start Supplied entries

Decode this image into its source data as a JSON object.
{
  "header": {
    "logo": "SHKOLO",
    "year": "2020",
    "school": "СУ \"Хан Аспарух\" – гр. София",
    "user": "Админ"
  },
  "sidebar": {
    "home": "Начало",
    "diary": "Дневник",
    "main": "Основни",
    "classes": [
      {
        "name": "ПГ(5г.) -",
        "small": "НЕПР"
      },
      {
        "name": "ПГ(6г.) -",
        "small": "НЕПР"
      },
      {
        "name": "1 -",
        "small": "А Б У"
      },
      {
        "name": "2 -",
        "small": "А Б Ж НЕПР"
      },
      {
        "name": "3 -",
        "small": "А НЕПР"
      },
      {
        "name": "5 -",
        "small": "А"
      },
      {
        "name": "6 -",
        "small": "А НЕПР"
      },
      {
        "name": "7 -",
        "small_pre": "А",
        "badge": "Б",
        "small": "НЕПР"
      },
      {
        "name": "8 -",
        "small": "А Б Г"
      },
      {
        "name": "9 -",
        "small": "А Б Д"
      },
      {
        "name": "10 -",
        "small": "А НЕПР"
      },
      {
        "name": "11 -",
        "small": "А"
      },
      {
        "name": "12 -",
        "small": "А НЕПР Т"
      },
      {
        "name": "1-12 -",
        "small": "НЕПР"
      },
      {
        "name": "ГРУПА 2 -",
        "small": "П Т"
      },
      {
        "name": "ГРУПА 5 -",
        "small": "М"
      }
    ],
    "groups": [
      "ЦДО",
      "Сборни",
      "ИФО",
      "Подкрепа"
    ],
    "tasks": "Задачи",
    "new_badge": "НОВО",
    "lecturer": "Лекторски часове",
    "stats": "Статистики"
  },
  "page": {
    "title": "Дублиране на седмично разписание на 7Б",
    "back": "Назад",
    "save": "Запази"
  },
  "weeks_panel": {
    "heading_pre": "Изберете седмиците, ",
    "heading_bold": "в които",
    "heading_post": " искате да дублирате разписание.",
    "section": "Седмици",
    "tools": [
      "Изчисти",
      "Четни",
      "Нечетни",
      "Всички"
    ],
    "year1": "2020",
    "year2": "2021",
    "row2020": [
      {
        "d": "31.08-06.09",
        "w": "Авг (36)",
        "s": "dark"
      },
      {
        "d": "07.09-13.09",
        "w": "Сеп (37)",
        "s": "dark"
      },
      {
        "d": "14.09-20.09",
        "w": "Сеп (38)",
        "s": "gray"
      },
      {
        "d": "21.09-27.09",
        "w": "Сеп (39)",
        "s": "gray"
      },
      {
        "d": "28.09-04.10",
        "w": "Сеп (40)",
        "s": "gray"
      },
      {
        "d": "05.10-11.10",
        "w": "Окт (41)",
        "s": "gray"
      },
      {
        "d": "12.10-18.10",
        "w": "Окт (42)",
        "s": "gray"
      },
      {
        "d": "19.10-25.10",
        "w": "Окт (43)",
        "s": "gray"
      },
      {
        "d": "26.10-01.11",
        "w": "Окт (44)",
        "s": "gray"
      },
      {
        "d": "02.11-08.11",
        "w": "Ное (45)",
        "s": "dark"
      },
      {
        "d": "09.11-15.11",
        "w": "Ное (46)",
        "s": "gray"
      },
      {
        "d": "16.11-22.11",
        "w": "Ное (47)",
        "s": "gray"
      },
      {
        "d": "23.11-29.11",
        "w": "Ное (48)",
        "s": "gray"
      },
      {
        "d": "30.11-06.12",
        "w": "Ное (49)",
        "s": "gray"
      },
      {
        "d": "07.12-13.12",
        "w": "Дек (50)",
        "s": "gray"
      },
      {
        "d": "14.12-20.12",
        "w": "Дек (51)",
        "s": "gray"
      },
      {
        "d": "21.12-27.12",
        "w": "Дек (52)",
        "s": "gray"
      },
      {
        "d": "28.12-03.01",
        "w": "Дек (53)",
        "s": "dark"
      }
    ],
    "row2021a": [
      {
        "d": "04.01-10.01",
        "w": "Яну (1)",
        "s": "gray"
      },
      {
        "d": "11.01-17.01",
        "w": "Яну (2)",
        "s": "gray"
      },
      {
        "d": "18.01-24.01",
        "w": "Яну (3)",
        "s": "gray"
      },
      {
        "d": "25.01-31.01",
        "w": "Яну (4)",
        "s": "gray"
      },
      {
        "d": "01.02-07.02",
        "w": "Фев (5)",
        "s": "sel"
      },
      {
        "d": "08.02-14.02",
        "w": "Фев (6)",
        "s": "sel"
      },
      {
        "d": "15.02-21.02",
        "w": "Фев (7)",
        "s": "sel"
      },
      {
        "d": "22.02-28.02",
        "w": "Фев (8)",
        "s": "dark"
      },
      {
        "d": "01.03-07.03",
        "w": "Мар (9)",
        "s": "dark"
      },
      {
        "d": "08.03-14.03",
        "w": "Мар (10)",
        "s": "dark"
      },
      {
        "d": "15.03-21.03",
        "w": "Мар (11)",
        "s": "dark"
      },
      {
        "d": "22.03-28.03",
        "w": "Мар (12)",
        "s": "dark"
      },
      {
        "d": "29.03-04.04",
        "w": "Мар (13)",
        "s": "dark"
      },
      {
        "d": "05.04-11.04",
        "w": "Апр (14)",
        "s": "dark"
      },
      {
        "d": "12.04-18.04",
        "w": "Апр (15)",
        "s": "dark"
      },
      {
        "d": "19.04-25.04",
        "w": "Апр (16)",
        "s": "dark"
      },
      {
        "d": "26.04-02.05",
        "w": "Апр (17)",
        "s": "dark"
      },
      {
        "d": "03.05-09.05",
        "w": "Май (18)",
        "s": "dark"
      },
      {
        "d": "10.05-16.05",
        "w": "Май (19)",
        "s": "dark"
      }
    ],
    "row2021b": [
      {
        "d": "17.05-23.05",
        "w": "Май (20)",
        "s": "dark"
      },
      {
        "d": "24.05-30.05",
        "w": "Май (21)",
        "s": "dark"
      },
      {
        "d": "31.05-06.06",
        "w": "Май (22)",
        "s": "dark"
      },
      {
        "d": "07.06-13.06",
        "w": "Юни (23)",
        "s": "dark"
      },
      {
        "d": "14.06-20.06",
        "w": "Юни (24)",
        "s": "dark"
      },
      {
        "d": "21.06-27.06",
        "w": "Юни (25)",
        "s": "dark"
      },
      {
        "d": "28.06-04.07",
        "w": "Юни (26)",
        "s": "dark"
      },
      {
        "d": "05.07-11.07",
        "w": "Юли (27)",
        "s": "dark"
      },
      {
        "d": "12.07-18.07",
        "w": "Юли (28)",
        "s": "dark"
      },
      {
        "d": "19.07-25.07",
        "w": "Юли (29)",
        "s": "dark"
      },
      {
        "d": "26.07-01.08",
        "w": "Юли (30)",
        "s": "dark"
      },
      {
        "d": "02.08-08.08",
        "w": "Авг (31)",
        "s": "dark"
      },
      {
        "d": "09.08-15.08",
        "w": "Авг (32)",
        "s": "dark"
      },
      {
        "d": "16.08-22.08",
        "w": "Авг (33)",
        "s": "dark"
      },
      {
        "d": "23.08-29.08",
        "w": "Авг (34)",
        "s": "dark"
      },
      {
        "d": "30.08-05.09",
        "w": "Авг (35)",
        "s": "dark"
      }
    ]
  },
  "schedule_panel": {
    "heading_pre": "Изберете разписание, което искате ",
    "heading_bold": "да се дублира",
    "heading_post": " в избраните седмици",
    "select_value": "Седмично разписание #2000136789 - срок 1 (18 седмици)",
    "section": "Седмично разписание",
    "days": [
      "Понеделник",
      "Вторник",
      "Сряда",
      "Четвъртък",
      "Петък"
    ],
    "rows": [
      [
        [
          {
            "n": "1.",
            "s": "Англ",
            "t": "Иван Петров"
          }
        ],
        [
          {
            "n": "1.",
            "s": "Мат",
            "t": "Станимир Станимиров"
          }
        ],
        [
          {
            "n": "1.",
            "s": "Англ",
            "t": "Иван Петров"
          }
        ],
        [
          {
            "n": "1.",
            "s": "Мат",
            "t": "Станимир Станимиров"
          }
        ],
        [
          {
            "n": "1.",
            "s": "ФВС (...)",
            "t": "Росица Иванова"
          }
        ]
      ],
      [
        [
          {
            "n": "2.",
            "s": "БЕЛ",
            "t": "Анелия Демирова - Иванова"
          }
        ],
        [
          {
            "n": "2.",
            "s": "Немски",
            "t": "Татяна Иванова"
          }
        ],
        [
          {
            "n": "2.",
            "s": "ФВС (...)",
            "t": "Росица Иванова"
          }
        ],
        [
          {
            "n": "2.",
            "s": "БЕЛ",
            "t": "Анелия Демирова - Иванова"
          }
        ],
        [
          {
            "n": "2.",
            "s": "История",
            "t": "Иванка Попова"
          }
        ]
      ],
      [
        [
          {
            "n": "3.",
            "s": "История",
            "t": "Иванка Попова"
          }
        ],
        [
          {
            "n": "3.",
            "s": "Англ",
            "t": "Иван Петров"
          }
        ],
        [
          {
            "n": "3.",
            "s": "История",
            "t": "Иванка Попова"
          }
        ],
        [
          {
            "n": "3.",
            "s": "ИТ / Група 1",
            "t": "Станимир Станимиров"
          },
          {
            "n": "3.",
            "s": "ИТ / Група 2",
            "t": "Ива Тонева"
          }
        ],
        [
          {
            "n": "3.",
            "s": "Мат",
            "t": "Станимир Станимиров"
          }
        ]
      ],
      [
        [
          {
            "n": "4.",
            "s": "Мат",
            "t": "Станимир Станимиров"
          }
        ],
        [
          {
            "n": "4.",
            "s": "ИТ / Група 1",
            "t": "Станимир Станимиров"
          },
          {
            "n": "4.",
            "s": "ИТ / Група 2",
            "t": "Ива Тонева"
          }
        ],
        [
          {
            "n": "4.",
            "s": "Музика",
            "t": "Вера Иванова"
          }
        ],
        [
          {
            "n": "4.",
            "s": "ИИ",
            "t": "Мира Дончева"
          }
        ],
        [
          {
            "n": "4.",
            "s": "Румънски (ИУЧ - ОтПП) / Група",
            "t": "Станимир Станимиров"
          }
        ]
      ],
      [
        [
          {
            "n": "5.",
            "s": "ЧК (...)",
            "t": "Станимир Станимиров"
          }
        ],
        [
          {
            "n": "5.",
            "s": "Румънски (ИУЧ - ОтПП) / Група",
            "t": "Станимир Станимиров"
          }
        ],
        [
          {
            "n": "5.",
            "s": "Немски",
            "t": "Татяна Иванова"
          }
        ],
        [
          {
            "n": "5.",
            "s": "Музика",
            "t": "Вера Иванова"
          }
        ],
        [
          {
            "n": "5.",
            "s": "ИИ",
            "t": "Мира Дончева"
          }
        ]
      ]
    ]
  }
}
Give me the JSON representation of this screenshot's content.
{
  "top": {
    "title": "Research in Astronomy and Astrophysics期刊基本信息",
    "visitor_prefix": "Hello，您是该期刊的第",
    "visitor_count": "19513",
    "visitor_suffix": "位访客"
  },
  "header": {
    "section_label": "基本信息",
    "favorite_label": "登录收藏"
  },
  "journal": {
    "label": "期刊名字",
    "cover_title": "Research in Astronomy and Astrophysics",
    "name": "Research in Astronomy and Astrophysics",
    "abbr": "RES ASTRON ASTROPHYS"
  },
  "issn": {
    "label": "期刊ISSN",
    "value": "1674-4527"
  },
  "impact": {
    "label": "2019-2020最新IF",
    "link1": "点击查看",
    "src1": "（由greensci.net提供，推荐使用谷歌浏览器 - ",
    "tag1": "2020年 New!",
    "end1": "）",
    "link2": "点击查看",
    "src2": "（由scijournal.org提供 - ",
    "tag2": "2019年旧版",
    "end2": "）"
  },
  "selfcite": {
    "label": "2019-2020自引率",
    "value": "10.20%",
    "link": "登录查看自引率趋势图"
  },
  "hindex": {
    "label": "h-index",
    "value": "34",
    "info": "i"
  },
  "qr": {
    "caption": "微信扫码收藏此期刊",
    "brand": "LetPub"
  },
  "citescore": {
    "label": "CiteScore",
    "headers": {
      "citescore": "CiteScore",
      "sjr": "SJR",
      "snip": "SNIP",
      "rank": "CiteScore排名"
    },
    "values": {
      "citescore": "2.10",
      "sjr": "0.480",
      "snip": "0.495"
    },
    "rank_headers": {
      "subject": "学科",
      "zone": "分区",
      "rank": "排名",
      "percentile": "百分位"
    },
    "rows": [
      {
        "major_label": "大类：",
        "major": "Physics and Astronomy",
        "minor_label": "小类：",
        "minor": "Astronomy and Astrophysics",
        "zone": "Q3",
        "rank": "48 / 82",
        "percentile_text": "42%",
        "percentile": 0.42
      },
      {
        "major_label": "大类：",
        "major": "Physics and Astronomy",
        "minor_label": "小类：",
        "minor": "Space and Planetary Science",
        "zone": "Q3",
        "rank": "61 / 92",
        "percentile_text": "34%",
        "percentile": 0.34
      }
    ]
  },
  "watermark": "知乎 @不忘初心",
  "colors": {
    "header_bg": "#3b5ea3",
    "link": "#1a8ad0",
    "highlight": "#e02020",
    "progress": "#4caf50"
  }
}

end Supplied entries

### Task directions:
Copy each line of the records containing the string "JSON".

### Full solution:
Decode this image into its source data as a JSON object.
Give me the JSON representation of this screenshot's content.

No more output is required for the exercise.